-- Start --

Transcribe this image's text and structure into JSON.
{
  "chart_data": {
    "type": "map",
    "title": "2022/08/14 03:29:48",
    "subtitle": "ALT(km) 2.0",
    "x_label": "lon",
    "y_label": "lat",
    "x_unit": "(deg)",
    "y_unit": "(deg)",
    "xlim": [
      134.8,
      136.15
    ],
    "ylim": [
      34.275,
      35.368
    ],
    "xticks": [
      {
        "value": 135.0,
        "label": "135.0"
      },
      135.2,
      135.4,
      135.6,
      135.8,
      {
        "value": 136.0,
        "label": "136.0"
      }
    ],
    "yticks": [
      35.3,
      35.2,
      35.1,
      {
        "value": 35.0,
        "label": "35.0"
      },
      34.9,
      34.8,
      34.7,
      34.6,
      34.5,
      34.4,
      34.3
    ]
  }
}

-- End --

* _THE REQUEST_
Your task is to reproduce all of the records exactly.

* _EXERCISE ANSWER_
Transcribe this image's text and structure into JSON.
{
  "chart_data": {
    "type": "map",
    "title": "2022/08/14 03:29:48",
    "subtitle": "ALT(km) 2.0",
    "x_label": "lon",
    "y_label": "lat",
    "x_unit": "(deg)",
    "y_unit": "(deg)",
    "xlim": [
      134.8,
      136.15
    ],
    "ylim": [
      34.275,
      35.368
    ],
    "xticks": [
      {
        "value": 135.0,
        "label": "135.0"
      },
      135.2,
      135.4,
      135.6,
      135.8,
      {
        "value": 136.0,
        "label": "136.0"
      }
    ],
    "yticks": [
      35.3,
      35.2,
      35.1,
      {
        "value": 35.0,
        "label": "35.0"
      },
      34.9,
      34.8,
      34.7,
      34.6,
      34.5,
      34.4,
      34.3
    ]
  }
}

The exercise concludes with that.